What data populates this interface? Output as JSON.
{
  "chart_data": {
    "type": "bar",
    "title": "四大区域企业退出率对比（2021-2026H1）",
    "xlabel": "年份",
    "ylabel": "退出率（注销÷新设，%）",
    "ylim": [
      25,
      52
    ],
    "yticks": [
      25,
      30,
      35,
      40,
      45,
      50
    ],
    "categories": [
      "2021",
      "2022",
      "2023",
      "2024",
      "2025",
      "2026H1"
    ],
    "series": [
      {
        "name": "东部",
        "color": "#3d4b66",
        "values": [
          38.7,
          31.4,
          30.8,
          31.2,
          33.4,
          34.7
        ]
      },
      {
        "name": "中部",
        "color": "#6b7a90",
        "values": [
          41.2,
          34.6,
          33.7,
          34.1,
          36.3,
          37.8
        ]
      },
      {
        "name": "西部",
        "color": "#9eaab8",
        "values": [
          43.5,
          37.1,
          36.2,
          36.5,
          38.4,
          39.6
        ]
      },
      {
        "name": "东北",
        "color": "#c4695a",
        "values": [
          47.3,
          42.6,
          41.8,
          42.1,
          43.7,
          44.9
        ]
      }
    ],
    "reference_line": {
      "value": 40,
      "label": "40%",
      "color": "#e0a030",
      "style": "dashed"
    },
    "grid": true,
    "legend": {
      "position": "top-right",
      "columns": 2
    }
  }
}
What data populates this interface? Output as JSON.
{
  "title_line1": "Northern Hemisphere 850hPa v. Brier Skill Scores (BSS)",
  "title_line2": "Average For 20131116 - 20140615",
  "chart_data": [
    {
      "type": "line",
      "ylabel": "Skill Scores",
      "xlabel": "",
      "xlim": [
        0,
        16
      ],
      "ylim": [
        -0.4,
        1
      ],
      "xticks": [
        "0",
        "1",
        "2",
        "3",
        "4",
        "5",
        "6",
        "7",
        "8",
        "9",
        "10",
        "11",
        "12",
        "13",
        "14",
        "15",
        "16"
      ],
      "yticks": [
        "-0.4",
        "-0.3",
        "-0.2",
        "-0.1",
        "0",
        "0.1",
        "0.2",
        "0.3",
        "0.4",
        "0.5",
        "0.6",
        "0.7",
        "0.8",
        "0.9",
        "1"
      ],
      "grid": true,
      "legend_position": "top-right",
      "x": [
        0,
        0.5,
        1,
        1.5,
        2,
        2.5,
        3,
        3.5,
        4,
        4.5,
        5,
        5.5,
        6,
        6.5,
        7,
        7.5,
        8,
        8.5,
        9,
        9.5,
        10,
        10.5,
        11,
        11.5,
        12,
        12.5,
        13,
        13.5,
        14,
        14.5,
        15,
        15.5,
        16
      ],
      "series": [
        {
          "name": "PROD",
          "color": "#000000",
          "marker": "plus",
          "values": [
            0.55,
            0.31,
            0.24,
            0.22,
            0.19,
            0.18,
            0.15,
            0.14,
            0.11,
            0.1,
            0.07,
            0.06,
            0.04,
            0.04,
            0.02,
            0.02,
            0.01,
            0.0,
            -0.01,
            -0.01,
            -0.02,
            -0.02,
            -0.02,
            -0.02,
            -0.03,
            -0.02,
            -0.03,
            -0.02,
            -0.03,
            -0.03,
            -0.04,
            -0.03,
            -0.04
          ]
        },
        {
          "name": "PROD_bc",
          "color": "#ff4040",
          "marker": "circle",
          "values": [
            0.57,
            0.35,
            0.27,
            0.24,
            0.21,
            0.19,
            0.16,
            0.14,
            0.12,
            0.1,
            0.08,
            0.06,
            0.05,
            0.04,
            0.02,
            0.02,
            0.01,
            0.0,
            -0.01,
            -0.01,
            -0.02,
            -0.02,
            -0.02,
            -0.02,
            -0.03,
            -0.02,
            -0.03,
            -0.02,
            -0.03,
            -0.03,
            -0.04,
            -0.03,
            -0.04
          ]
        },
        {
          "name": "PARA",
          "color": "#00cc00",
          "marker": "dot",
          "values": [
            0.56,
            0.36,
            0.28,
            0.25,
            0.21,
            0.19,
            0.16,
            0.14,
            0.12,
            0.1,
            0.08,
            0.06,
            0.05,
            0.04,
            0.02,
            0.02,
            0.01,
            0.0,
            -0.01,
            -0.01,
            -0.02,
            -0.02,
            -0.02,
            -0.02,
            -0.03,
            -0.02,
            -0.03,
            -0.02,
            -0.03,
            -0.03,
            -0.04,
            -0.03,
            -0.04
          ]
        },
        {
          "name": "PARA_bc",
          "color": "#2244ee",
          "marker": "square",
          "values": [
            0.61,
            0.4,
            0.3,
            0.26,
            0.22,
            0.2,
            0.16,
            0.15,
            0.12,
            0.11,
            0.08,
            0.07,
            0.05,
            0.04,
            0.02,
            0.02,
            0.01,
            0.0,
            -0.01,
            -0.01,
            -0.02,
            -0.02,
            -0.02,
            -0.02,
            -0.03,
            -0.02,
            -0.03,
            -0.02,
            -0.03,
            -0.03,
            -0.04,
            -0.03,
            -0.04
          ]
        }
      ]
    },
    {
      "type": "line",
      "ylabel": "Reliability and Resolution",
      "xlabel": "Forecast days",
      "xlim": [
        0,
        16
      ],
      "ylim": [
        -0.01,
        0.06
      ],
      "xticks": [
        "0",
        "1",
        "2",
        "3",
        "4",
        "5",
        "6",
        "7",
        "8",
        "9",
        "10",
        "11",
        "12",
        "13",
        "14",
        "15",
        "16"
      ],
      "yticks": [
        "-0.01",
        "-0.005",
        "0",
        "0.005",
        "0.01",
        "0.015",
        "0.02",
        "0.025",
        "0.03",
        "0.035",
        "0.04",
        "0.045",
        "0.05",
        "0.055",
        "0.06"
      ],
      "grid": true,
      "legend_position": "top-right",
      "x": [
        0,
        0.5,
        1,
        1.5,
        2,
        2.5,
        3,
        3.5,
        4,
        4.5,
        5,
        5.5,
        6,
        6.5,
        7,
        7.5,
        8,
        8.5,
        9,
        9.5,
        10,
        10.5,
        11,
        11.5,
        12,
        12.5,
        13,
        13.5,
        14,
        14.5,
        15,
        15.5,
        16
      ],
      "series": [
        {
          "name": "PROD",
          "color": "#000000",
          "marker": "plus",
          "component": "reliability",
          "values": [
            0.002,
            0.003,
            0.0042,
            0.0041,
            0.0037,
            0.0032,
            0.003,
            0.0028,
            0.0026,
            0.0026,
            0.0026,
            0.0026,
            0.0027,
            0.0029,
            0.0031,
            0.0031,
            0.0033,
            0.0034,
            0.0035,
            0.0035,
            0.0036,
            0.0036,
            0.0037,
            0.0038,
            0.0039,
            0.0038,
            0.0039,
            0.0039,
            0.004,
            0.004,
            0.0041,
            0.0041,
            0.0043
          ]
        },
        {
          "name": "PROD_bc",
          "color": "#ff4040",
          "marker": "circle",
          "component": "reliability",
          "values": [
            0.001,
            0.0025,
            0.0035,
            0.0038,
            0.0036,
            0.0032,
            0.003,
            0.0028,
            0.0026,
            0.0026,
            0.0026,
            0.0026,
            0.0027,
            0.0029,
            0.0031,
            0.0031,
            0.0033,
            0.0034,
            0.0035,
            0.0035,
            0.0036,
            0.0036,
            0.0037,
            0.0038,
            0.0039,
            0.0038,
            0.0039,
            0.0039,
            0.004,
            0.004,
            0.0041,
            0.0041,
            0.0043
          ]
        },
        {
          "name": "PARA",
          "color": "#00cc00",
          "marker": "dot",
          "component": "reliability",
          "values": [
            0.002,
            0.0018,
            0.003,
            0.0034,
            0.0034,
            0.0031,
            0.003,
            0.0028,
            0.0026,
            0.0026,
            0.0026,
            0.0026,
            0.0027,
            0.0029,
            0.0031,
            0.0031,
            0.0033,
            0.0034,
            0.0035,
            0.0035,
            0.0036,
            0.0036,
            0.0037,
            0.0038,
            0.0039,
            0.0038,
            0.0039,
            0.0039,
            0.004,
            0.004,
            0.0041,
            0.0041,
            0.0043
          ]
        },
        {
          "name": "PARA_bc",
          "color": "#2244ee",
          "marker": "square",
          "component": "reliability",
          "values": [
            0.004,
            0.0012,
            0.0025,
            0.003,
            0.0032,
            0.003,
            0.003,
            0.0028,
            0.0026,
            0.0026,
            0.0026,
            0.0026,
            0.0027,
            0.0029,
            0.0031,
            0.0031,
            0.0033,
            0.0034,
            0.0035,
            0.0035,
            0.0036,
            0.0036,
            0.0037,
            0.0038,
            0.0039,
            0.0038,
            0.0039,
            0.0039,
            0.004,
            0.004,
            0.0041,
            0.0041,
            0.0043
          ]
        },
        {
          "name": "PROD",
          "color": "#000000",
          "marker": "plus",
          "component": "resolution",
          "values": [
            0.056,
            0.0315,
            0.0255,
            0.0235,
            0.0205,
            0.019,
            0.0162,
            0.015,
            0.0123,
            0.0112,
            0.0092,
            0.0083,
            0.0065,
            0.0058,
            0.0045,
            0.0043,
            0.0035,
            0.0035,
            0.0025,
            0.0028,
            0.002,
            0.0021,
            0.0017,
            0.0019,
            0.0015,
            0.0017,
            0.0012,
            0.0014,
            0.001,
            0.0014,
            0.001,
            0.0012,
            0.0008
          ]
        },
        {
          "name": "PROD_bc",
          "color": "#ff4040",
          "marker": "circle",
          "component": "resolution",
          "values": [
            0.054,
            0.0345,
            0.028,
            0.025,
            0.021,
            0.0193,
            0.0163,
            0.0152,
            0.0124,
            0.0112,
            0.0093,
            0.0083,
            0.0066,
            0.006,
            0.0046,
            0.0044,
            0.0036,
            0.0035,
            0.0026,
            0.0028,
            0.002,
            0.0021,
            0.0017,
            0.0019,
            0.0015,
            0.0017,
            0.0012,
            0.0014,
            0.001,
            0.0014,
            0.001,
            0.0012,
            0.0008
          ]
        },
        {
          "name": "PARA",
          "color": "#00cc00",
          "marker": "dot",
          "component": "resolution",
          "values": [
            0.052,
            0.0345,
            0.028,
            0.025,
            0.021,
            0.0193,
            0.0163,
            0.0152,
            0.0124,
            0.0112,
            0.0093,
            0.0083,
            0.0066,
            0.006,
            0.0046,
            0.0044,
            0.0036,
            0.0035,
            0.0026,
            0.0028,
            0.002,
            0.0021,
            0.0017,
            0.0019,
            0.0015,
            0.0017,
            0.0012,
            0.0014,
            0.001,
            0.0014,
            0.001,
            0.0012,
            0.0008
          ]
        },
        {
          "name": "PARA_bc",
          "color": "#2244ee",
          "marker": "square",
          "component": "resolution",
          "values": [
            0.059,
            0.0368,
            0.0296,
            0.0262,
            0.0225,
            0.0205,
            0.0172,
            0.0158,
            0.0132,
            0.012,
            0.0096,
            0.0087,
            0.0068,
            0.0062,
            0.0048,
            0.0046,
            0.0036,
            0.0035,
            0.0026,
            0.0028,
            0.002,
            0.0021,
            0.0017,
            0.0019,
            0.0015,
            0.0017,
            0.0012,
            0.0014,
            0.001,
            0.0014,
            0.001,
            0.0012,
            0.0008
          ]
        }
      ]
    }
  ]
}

_ _ _

THE REQUEST - Where a line in the material above holds "xlabel", copy that line.

ANSWER IN FULL -
    "xlabel": "年份",
      "xlabel": "",
      "xlabel": "Forecast days",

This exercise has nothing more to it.